Task input:
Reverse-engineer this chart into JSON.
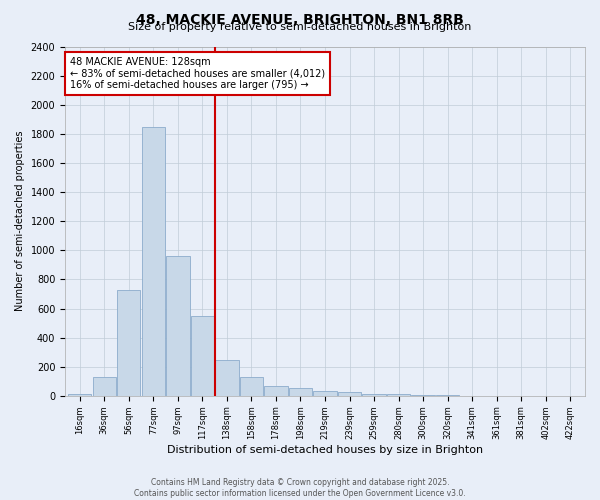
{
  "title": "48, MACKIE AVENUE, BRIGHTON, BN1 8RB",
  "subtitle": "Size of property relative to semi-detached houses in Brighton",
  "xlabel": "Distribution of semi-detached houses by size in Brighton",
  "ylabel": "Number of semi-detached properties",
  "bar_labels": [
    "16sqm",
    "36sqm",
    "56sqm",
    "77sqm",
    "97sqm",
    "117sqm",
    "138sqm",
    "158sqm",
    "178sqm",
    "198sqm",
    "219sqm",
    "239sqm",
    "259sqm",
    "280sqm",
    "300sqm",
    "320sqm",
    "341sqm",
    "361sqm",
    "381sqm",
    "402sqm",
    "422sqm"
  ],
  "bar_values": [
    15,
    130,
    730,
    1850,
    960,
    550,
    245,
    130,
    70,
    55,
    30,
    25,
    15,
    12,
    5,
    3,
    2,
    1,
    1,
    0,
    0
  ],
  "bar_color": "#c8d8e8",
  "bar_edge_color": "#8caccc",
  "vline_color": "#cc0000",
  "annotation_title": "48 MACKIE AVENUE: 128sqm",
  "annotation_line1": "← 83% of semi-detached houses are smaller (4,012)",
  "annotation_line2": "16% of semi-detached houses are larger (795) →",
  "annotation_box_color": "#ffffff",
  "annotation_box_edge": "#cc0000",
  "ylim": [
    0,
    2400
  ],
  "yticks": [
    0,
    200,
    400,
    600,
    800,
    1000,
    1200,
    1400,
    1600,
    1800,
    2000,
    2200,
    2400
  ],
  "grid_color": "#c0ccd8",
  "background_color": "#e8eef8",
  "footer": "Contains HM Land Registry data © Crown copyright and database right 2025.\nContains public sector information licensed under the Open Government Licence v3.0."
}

Required task: Extract all the entries word for word; omit any pictures.

Solved problem:
Reverse-engineer this chart into JSON.
{
  "title": "48, MACKIE AVENUE, BRIGHTON, BN1 8RB",
  "subtitle": "Size of property relative to semi-detached houses in Brighton",
  "xlabel": "Distribution of semi-detached houses by size in Brighton",
  "ylabel": "Number of semi-detached properties",
  "bar_labels": [
    "16sqm",
    "36sqm",
    "56sqm",
    "77sqm",
    "97sqm",
    "117sqm",
    "138sqm",
    "158sqm",
    "178sqm",
    "198sqm",
    "219sqm",
    "239sqm",
    "259sqm",
    "280sqm",
    "300sqm",
    "320sqm",
    "341sqm",
    "361sqm",
    "381sqm",
    "402sqm",
    "422sqm"
  ],
  "bar_values": [
    15,
    130,
    730,
    1850,
    960,
    550,
    245,
    130,
    70,
    55,
    30,
    25,
    15,
    12,
    5,
    3,
    2,
    1,
    1,
    0,
    0
  ],
  "bar_color": "#c8d8e8",
  "bar_edge_color": "#8caccc",
  "vline_color": "#cc0000",
  "annotation_title": "48 MACKIE AVENUE: 128sqm",
  "annotation_line1": "← 83% of semi-detached houses are smaller (4,012)",
  "annotation_line2": "16% of semi-detached houses are larger (795) →",
  "annotation_box_color": "#ffffff",
  "annotation_box_edge": "#cc0000",
  "ylim": [
    0,
    2400
  ],
  "yticks": [
    0,
    200,
    400,
    600,
    800,
    1000,
    1200,
    1400,
    1600,
    1800,
    2000,
    2200,
    2400
  ],
  "grid_color": "#c0ccd8",
  "background_color": "#e8eef8",
  "footer": "Contains HM Land Registry data © Crown copyright and database right 2025.\nContains public sector information licensed under the Open Government Licence v3.0."
}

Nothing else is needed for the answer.